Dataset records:

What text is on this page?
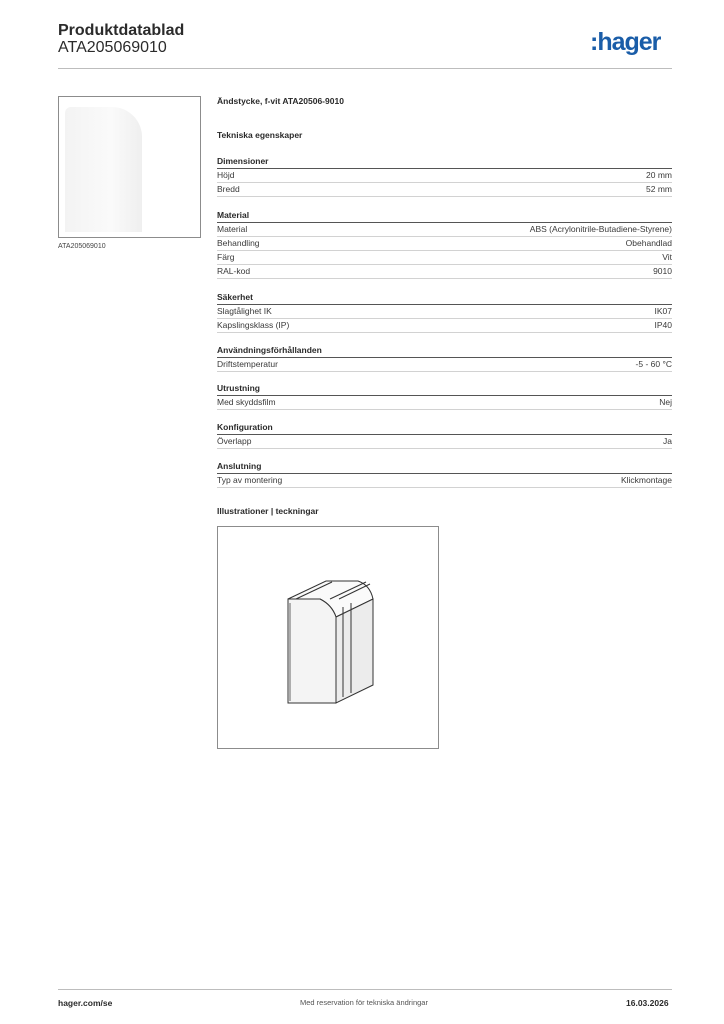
Produktdatablad
ATA205069010	:hager
ATA205069010
Ändstycke, f-vit ATA20506-9010
Tekniska egenskaper
Dimensioner
Höjd	20 mm
Bredd	52 mm
Material
Material	ABS (Acrylonitrile-Butadiene-Styrene)
Behandling	Obehandlad
Färg	Vit
RAL-kod	9010
Säkerhet
Slagtålighet IK	IK07
Kapslingsklass (IP)	IP40
Användningsförhållanden
Driftstemperatur	-5 - 60 °C
Utrustning
Med skyddsfilm	Nej
Konfiguration
Överlapp	Ja
Anslutning
Typ av montering	Klickmontage
Illustrationer | teckningar
hager.com/se	Med reservation för tekniska ändringar	16.03.2026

_WHAT TO PRODUCE_:
Except for the pictures, copy the material above exactly.

_CORRECT RESULT_:
What text is on this page?
Produktdatablad
ATA205069010	:hager
ATA205069010
Ändstycke, f-vit ATA20506-9010
Tekniska egenskaper
Dimensioner
Höjd	20 mm
Bredd	52 mm
Material
Material	ABS (Acrylonitrile-Butadiene-Styrene)
Behandling	Obehandlad
Färg	Vit
RAL-kod	9010
Säkerhet
Slagtålighet IK	IK07
Kapslingsklass (IP)	IP40
Användningsförhållanden
Driftstemperatur	-5 - 60 °C
Utrustning
Med skyddsfilm	Nej
Konfiguration
Överlapp	Ja
Anslutning
Typ av montering	Klickmontage
Illustrationer | teckningar
hager.com/se	Med reservation för tekniska ändringar	16.03.2026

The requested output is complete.